--- BEGIN EXCERPTED DATA ---

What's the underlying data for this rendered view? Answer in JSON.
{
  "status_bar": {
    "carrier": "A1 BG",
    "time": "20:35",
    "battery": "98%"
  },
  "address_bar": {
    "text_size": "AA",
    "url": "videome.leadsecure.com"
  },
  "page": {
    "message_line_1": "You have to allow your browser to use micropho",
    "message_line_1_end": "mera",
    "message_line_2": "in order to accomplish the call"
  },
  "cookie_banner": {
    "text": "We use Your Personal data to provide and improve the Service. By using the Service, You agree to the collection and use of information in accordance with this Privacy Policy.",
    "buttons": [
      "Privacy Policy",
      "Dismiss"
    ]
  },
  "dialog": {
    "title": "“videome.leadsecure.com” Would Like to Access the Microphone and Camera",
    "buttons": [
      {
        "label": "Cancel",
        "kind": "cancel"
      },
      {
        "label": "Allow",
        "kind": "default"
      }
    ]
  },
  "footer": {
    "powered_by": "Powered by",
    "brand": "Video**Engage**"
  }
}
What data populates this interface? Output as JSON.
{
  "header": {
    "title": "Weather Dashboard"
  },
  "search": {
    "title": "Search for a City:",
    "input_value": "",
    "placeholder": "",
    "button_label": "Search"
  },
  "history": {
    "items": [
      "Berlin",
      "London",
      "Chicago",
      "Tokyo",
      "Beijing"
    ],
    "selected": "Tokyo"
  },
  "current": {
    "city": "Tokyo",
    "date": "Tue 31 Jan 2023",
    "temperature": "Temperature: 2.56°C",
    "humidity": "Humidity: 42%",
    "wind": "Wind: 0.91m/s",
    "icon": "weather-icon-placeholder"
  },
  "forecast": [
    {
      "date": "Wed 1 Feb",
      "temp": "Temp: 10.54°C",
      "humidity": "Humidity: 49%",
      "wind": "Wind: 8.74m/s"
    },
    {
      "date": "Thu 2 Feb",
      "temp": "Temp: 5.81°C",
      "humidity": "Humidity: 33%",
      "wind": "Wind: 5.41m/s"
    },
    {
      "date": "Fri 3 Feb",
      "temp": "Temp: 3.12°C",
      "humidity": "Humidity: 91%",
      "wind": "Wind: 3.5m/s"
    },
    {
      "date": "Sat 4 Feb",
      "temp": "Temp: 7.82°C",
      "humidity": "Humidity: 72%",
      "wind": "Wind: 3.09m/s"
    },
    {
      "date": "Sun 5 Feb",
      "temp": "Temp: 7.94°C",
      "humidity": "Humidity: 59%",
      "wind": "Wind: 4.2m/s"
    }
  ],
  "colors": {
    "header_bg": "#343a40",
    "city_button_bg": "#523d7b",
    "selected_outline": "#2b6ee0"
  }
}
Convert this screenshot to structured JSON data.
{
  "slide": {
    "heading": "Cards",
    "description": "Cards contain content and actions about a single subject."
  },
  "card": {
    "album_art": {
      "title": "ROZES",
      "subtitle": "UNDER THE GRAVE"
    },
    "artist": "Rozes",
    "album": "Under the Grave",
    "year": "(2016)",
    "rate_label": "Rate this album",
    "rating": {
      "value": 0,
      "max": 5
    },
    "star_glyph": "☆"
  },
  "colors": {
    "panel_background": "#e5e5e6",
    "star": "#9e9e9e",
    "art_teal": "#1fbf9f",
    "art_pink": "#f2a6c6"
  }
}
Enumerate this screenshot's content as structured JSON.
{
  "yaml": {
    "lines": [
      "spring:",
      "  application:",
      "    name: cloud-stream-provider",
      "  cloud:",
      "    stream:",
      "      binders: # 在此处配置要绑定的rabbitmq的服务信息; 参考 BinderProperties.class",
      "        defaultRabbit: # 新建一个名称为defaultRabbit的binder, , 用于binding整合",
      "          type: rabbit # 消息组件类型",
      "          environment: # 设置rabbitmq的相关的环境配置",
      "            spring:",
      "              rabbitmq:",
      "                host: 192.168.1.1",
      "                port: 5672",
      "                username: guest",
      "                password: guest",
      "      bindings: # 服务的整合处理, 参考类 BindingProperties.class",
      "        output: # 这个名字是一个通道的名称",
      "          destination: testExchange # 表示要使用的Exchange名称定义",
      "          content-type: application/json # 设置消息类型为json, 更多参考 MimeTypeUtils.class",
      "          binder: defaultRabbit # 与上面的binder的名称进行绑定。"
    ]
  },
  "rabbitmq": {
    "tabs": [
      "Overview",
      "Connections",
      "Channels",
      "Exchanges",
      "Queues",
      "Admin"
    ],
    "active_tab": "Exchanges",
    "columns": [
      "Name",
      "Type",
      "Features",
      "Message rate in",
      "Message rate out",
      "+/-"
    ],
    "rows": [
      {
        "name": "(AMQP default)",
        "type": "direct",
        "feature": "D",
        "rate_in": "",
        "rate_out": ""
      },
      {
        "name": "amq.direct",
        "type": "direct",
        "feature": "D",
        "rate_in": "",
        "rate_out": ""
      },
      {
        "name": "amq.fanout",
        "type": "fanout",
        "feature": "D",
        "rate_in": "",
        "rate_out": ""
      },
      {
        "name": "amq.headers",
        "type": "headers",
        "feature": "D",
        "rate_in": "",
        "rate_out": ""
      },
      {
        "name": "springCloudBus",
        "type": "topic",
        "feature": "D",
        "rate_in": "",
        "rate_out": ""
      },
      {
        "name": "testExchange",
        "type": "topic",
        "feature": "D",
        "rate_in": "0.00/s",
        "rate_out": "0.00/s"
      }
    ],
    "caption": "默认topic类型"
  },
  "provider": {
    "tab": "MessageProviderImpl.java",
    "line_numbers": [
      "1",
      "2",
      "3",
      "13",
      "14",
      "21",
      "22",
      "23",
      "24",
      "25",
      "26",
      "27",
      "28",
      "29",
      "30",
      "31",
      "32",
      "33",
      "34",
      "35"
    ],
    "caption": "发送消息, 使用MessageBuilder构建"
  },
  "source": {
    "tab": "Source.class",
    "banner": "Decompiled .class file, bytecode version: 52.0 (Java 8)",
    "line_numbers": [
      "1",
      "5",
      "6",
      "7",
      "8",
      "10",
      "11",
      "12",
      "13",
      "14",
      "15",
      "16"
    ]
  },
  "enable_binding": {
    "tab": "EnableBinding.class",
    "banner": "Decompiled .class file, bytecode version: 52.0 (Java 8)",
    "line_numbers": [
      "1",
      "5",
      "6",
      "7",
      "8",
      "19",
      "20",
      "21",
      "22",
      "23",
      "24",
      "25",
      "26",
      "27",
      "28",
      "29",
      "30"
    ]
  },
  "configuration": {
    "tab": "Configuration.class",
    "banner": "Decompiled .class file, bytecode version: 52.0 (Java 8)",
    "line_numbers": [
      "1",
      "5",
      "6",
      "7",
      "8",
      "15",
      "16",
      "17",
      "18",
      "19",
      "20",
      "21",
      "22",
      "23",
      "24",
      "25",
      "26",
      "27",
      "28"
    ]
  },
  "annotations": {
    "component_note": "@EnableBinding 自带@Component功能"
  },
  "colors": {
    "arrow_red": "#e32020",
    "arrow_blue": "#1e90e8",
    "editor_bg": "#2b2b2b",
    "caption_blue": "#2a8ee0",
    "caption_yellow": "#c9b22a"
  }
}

--- END EXCERPTED DATA ---

— EXERCISE INSTRUCTIONS —
Locate the word "date" in the data above. Copy every line carrying it.

— PROBLEM SOLUTION —
    "date": "Tue 31 Jan 2023",
      "date": "Wed 1 Feb",
      "date": "Thu 2 Feb",
      "date": "Fri 3 Feb",
      "date": "Sat 4 Feb",
      "date": "Sun 5 Feb",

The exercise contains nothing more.